Extract each line of the data and write it out again exactly.

DATA SUPPLIED —
* Begin *

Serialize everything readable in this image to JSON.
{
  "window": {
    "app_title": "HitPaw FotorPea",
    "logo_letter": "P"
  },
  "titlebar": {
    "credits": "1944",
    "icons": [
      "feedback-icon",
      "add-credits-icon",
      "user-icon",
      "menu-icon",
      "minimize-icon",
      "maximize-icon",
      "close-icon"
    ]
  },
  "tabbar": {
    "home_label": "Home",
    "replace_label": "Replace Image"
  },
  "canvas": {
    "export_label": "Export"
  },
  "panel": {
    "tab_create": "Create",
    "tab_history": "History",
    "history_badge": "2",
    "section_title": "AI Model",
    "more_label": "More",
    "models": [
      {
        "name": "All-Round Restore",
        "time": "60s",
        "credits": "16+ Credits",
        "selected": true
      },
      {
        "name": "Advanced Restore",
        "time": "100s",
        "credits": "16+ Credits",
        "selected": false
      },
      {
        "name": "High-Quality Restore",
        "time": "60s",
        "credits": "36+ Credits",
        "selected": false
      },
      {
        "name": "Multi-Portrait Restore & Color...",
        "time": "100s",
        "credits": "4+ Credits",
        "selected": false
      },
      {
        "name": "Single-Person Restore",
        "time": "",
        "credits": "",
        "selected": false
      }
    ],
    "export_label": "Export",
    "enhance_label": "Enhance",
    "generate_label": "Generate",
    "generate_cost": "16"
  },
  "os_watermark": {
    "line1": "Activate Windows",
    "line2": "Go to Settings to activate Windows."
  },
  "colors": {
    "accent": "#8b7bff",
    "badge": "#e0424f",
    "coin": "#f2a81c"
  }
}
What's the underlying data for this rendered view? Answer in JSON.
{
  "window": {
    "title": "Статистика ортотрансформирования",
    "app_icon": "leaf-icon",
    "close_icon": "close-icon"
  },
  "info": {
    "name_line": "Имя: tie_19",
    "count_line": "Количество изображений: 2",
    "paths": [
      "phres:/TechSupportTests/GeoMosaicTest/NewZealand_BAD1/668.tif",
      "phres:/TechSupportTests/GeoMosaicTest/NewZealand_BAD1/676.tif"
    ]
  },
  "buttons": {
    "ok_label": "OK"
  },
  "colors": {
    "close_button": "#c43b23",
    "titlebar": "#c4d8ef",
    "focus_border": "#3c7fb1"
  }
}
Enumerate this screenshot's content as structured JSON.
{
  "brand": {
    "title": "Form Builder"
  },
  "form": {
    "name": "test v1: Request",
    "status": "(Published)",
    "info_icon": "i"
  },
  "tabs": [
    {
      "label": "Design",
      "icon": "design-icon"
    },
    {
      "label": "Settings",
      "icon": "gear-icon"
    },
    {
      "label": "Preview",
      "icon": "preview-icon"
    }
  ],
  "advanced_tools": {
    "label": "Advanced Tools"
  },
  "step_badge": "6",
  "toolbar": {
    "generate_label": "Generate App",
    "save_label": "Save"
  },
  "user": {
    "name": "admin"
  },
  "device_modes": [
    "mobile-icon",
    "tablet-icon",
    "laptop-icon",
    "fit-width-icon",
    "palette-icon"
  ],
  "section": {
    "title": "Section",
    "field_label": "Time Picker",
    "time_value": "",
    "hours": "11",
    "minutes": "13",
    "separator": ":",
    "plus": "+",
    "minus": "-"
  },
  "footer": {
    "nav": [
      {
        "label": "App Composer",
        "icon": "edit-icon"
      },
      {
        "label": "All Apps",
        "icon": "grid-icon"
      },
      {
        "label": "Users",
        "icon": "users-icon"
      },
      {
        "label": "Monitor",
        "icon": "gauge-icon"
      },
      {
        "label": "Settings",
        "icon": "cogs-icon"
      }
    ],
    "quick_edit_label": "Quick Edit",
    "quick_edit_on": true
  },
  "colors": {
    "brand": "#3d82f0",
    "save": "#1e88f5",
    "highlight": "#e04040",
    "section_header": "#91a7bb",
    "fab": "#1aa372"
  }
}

* End *

RESULT FOR THIS EXERCISE —
Serialize everything readable in this image to JSON.
{
  "window": {
    "app_title": "HitPaw FotorPea",
    "logo_letter": "P"
  },
  "titlebar": {
    "credits": "1944",
    "icons": [
      "feedback-icon",
      "add-credits-icon",
      "user-icon",
      "menu-icon",
      "minimize-icon",
      "maximize-icon",
      "close-icon"
    ]
  },
  "tabbar": {
    "home_label": "Home",
    "replace_label": "Replace Image"
  },
  "canvas": {
    "export_label": "Export"
  },
  "panel": {
    "tab_create": "Create",
    "tab_history": "History",
    "history_badge": "2",
    "section_title": "AI Model",
    "more_label": "More",
    "models": [
      {
        "name": "All-Round Restore",
        "time": "60s",
        "credits": "16+ Credits",
        "selected": true
      },
      {
        "name": "Advanced Restore",
        "time": "100s",
        "credits": "16+ Credits",
        "selected": false
      },
      {
        "name": "High-Quality Restore",
        "time": "60s",
        "credits": "36+ Credits",
        "selected": false
      },
      {
        "name": "Multi-Portrait Restore & Color...",
        "time": "100s",
        "credits": "4+ Credits",
        "selected": false
      },
      {
        "name": "Single-Person Restore",
        "time": "",
        "credits": "",
        "selected": false
      }
    ],
    "export_label": "Export",
    "enhance_label": "Enhance",
    "generate_label": "Generate",
    "generate_cost": "16"
  },
  "os_watermark": {
    "line1": "Activate Windows",
    "line2": "Go to Settings to activate Windows."
  },
  "colors": {
    "accent": "#8b7bff",
    "badge": "#e0424f",
    "coin": "#f2a81c"
  }
}
What's the underlying data for this rendered view? Answer in JSON.
{
  "window": {
    "title": "Статистика ортотрансформирования",
    "app_icon": "leaf-icon",
    "close_icon": "close-icon"
  },
  "info": {
    "name_line": "Имя: tie_19",
    "count_line": "Количество изображений: 2",
    "paths": [
      "phres:/TechSupportTests/GeoMosaicTest/NewZealand_BAD1/668.tif",
      "phres:/TechSupportTests/GeoMosaicTest/NewZealand_BAD1/676.tif"
    ]
  },
  "buttons": {
    "ok_label": "OK"
  },
  "colors": {
    "close_button": "#c43b23",
    "titlebar": "#c4d8ef",
    "focus_border": "#3c7fb1"
  }
}
Enumerate this screenshot's content as structured JSON.
{
  "brand": {
    "title": "Form Builder"
  },
  "form": {
    "name": "test v1: Request",
    "status": "(Published)",
    "info_icon": "i"
  },
  "tabs": [
    {
      "label": "Design",
      "icon": "design-icon"
    },
    {
      "label": "Settings",
      "icon": "gear-icon"
    },
    {
      "label": "Preview",
      "icon": "preview-icon"
    }
  ],
  "advanced_tools": {
    "label": "Advanced Tools"
  },
  "step_badge": "6",
  "toolbar": {
    "generate_label": "Generate App",
    "save_label": "Save"
  },
  "user": {
    "name": "admin"
  },
  "device_modes": [
    "mobile-icon",
    "tablet-icon",
    "laptop-icon",
    "fit-width-icon",
    "palette-icon"
  ],
  "section": {
    "title": "Section",
    "field_label": "Time Picker",
    "time_value": "",
    "hours": "11",
    "minutes": "13",
    "separator": ":",
    "plus": "+",
    "minus": "-"
  },
  "footer": {
    "nav": [
      {
        "label": "App Composer",
        "icon": "edit-icon"
      },
      {
        "label": "All Apps",
        "icon": "grid-icon"
      },
      {
        "label": "Users",
        "icon": "users-icon"
      },
      {
        "label": "Monitor",
        "icon": "gauge-icon"
      },
      {
        "label": "Settings",
        "icon": "cogs-icon"
      }
    ],
    "quick_edit_label": "Quick Edit",
    "quick_edit_on": true
  },
  "colors": {
    "brand": "#3d82f0",
    "save": "#1e88f5",
    "highlight": "#e04040",
    "section_header": "#91a7bb",
    "fab": "#1aa372"
  }
}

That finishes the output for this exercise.